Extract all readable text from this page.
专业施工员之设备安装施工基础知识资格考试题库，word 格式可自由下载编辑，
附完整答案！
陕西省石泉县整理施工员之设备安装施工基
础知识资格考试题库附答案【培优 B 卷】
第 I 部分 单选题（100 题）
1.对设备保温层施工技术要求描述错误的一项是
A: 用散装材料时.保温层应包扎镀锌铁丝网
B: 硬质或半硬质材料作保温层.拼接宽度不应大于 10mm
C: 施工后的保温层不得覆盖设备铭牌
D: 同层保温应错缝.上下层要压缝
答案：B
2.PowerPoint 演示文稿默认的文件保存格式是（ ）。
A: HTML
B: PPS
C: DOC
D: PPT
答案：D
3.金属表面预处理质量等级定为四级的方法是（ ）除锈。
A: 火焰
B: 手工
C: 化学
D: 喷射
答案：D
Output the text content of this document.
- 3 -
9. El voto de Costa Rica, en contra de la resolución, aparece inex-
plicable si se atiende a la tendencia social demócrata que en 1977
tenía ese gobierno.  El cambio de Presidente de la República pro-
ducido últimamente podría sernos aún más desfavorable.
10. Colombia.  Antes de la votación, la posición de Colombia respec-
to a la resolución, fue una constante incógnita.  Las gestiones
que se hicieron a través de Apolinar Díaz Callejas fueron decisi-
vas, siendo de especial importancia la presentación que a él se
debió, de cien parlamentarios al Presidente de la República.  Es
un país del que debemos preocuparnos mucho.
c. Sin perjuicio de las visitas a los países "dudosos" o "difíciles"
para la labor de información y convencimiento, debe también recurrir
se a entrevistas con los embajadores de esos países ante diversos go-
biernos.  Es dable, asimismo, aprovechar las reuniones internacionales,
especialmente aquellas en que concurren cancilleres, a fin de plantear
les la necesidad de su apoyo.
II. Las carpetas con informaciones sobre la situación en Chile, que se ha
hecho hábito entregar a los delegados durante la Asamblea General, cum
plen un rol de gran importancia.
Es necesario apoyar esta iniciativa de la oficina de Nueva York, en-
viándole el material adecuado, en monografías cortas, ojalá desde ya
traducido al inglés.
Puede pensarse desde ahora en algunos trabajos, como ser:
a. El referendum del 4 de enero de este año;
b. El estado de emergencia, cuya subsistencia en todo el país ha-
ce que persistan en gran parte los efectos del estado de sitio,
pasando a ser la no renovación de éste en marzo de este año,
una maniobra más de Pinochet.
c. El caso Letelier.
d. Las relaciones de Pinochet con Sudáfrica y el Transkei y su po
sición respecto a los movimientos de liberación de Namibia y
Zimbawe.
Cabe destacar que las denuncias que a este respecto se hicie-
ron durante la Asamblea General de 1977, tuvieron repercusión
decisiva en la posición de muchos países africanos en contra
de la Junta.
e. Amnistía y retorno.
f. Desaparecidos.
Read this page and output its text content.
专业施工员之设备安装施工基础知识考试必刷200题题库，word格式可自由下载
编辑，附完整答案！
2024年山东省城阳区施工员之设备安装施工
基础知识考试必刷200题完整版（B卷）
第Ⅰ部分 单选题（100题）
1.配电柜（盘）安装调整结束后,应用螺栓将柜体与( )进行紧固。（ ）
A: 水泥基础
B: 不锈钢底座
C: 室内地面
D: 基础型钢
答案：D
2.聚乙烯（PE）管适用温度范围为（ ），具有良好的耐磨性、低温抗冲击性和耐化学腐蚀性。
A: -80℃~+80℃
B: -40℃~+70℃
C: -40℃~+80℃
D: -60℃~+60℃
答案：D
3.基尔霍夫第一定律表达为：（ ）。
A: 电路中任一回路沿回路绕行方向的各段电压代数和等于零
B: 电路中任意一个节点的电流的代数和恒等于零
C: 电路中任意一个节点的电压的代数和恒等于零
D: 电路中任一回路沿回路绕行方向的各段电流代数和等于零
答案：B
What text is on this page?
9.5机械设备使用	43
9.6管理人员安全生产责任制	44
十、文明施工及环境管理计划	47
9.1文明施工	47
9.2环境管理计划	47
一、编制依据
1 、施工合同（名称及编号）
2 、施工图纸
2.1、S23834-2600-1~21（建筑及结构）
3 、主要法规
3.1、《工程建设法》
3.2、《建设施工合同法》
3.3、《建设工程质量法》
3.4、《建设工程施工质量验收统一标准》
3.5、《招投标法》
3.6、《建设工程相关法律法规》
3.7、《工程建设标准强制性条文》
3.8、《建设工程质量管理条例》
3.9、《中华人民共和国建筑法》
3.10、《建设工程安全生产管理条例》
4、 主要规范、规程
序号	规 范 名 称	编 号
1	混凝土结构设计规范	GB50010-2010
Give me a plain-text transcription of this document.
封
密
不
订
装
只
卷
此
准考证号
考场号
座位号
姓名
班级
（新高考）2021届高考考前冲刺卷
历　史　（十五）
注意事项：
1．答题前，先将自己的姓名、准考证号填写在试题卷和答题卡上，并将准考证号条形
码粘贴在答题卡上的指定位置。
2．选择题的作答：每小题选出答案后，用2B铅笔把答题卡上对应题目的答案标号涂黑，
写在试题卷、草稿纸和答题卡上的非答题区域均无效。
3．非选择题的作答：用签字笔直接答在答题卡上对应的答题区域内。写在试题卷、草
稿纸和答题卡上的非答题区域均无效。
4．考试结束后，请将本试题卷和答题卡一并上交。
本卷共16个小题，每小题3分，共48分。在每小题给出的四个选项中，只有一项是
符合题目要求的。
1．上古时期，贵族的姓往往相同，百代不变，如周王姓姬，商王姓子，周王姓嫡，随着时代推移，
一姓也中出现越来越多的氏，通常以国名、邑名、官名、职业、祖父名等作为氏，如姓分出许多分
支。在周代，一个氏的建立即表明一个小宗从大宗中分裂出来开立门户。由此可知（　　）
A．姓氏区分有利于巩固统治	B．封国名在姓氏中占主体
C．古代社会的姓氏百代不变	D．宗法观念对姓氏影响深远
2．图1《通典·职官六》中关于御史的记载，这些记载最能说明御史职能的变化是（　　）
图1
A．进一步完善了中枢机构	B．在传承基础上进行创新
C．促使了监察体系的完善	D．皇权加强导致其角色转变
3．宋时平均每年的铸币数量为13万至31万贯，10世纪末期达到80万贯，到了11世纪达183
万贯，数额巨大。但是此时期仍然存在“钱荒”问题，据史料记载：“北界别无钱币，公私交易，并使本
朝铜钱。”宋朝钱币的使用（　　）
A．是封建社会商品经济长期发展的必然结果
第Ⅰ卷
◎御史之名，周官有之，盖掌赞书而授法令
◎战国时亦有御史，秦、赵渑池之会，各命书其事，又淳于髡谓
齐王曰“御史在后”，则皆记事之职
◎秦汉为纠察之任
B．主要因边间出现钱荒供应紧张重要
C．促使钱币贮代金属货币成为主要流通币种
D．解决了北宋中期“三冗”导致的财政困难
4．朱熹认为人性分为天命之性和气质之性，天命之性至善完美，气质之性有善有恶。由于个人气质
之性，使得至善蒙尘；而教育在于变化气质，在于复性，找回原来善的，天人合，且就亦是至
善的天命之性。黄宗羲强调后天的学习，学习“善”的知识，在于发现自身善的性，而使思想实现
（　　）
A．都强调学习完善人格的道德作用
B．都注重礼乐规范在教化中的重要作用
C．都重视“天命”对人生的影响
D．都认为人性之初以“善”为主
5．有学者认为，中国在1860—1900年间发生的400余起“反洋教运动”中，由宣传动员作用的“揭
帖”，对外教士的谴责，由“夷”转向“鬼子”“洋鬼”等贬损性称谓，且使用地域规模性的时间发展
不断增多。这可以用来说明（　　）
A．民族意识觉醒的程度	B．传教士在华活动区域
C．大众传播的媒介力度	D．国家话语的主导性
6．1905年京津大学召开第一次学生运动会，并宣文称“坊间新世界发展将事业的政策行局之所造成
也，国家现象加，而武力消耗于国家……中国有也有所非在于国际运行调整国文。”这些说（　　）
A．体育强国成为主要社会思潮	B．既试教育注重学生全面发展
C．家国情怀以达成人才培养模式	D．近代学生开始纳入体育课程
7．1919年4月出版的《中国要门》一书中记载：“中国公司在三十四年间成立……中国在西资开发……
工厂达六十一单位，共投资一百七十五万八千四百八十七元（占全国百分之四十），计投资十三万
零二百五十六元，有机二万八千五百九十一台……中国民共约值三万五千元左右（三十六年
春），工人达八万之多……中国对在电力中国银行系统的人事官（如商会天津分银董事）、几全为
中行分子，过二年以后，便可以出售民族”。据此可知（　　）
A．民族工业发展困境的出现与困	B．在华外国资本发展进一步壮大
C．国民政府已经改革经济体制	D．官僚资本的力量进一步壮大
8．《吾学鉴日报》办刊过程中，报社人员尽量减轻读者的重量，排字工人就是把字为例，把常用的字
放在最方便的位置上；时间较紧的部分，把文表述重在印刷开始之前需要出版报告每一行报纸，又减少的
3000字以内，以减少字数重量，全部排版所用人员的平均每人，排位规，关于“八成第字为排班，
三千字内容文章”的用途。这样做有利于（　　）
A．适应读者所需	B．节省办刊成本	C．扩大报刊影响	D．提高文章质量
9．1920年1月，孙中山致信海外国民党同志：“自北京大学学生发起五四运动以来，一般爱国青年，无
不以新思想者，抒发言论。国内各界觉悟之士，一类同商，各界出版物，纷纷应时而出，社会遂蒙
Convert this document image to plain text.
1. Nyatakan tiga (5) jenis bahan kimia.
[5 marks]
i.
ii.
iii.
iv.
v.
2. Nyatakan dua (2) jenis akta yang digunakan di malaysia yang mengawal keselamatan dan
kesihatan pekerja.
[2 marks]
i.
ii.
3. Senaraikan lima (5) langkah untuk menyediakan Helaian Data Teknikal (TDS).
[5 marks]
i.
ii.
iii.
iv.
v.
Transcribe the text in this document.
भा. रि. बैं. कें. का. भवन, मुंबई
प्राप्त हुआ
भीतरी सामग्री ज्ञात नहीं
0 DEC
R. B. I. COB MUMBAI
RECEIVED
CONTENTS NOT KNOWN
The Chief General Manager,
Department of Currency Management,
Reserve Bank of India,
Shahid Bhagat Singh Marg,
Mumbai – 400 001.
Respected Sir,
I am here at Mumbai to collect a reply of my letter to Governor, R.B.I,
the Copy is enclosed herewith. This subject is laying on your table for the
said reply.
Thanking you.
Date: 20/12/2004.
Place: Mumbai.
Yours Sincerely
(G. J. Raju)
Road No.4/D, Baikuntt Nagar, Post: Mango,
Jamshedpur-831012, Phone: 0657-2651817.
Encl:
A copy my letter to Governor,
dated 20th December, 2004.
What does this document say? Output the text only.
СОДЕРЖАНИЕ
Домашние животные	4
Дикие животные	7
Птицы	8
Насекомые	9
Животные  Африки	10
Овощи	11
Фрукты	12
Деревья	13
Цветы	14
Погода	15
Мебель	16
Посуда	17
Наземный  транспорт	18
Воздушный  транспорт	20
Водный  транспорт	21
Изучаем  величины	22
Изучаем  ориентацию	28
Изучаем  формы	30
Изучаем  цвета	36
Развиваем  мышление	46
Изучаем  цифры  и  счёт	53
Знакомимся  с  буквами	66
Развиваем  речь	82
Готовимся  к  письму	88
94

§ **What is needed**:
Copy each line above containing the string "estado".

§ **Solved problem**:
b. El estado de emergencia, cuya subsistencia en todo el país ha-
ce que persistan en gran parte los efectos del estado de sitio,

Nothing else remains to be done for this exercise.